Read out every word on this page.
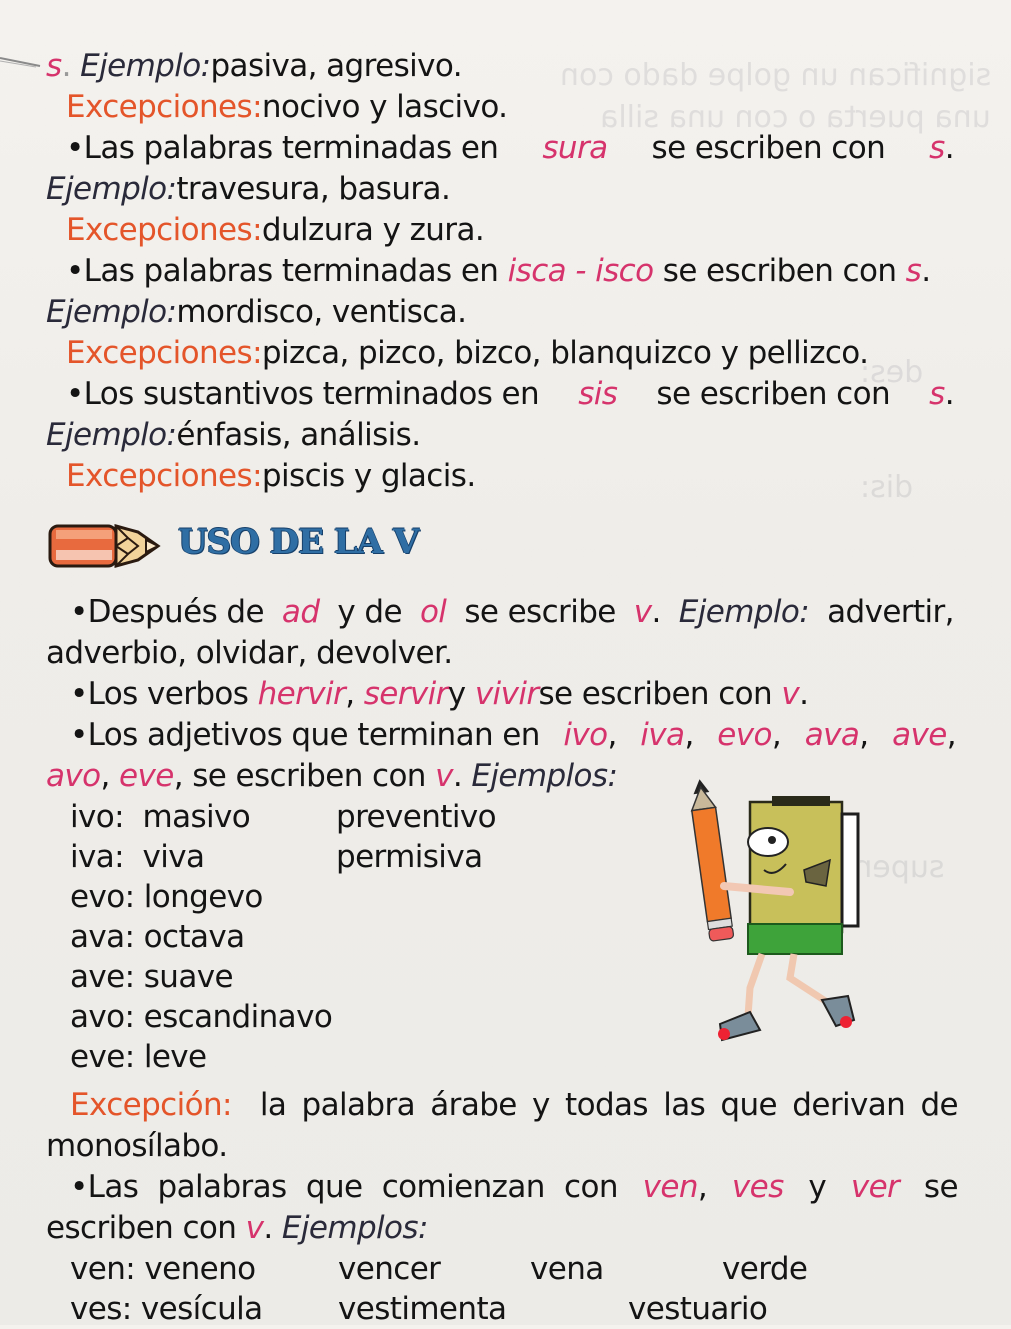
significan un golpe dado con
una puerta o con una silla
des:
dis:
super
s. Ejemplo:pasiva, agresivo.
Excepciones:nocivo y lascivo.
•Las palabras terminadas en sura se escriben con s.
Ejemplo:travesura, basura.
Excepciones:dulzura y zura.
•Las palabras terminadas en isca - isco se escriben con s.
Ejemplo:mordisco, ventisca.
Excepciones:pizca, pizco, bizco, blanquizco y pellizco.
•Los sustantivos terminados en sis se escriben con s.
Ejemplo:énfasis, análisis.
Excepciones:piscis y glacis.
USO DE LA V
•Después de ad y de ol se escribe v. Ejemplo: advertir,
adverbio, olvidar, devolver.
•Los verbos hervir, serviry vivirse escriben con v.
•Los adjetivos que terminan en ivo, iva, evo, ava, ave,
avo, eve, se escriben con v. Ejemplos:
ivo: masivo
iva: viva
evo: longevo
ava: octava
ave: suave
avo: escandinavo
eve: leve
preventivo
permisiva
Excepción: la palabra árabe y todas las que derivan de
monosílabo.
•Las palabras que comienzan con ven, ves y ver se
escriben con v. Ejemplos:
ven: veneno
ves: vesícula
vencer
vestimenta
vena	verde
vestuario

- _Directions_
Each entry above is to be written out again unchanged, apart from the pictures, which are left out.

- _The response_
Read out every word on this page.
significan un golpe dado con
una puerta o con una silla
des:
dis:
super
s. Ejemplo:pasiva, agresivo.
Excepciones:nocivo y lascivo.
•Las palabras terminadas en sura se escriben con s.
Ejemplo:travesura, basura.
Excepciones:dulzura y zura.
•Las palabras terminadas en isca - isco se escriben con s.
Ejemplo:mordisco, ventisca.
Excepciones:pizca, pizco, bizco, blanquizco y pellizco.
•Los sustantivos terminados en sis se escriben con s.
Ejemplo:énfasis, análisis.
Excepciones:piscis y glacis.
USO DE LA V
•Después de ad y de ol se escribe v. Ejemplo: advertir,
adverbio, olvidar, devolver.
•Los verbos hervir, serviry vivirse escriben con v.
•Los adjetivos que terminan en ivo, iva, evo, ava, ave,
avo, eve, se escriben con v. Ejemplos:
ivo: masivo
iva: viva
evo: longevo
ava: octava
ave: suave
avo: escandinavo
eve: leve
preventivo
permisiva
Excepción: la palabra árabe y todas las que derivan de
monosílabo.
•Las palabras que comienzan con ven, ves y ver se
escriben con v. Ejemplos:
ven: veneno
ves: vesícula
vencer
vestimenta
vena	verde
vestuario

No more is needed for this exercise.